>>>>
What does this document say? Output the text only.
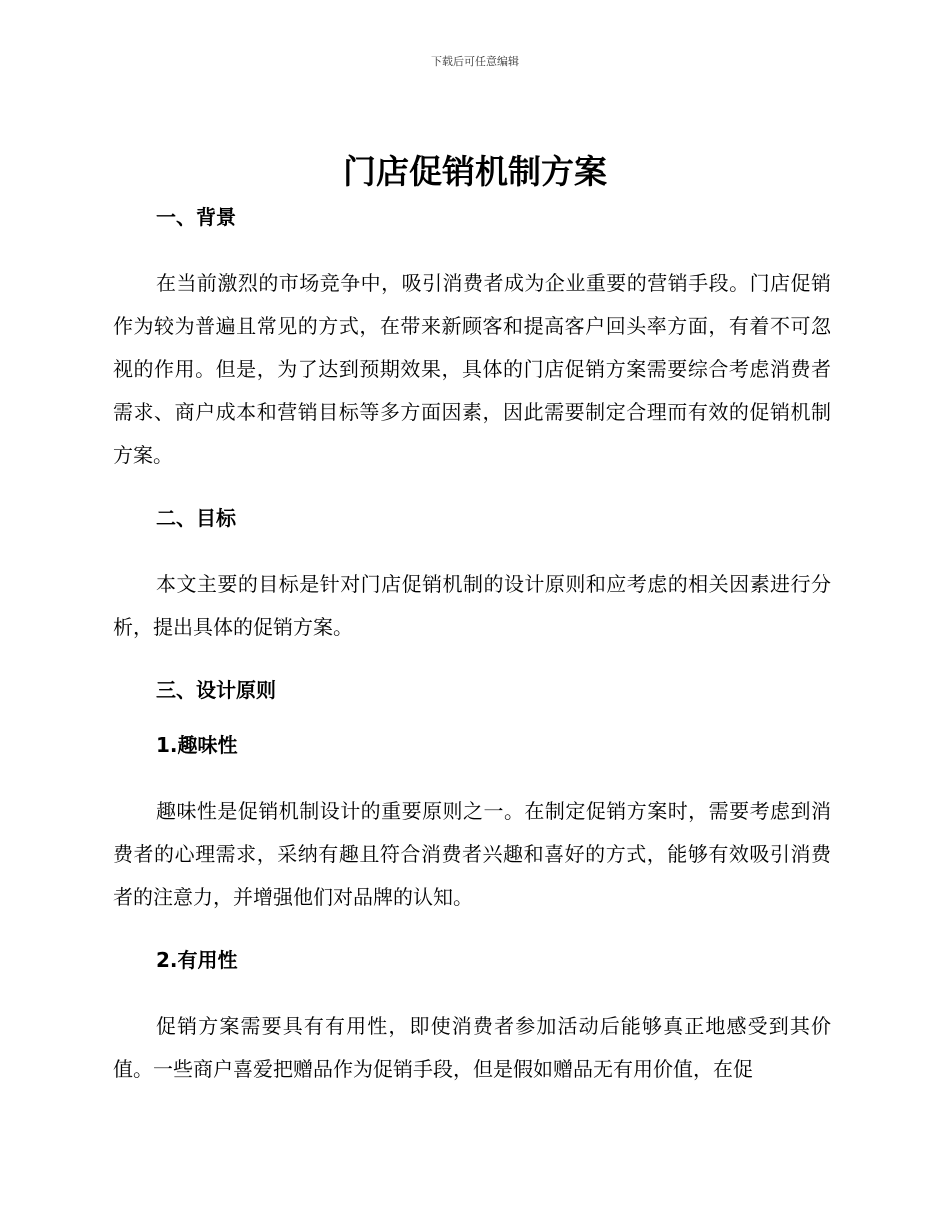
下载后可任意编辑
门店促销机制方案
一、背景

在当前激烈的市场竞争中，吸引消费者成为企业重要的营销手段。门店促销作为较为普遍且常见的方式，在带来新顾客和提高客户回头率方面，有着不可忽视的作用。但是，为了达到预期效果，具体的门店促销方案需要综合考虑消费者需求、商户成本和营销目标等多方面因素，因此需要制定合理而有效的促销机制方案。

二、目标

本文主要的目标是针对门店促销机制的设计原则和应考虑的相关因素进行分析，提出具体的促销方案。

三、设计原则
1.趣味性

趣味性是促销机制设计的重要原则之一。在制定促销方案时，需要考虑到消费者的心理需求，采纳有趣且符合消费者兴趣和喜好的方式，能够有效吸引消费者的注意力，并增强他们对品牌的认知。

2.有用性

促销方案需要具有有用性，即使消费者参加活动后能够真正地感受到其价值。一些商户喜爱把赠品作为促销手段，但是假如赠品无有用价值，在促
<<<<
Nothing in the entries above should change when they are printed again, except that the pictures are dropped.

### [The solution]
What does this document say? Output the text only.
下载后可任意编辑
门店促销机制方案
一、背景

在当前激烈的市场竞争中，吸引消费者成为企业重要的营销手段。门店促销作为较为普遍且常见的方式，在带来新顾客和提高客户回头率方面，有着不可忽视的作用。但是，为了达到预期效果，具体的门店促销方案需要综合考虑消费者需求、商户成本和营销目标等多方面因素，因此需要制定合理而有效的促销机制方案。

二、目标

本文主要的目标是针对门店促销机制的设计原则和应考虑的相关因素进行分析，提出具体的促销方案。

三、设计原则
1.趣味性

趣味性是促销机制设计的重要原则之一。在制定促销方案时，需要考虑到消费者的心理需求，采纳有趣且符合消费者兴趣和喜好的方式，能够有效吸引消费者的注意力，并增强他们对品牌的认知。

2.有用性

促销方案需要具有有用性，即使消费者参加活动后能够真正地感受到其价值。一些商户喜爱把赠品作为促销手段，但是假如赠品无有用价值，在促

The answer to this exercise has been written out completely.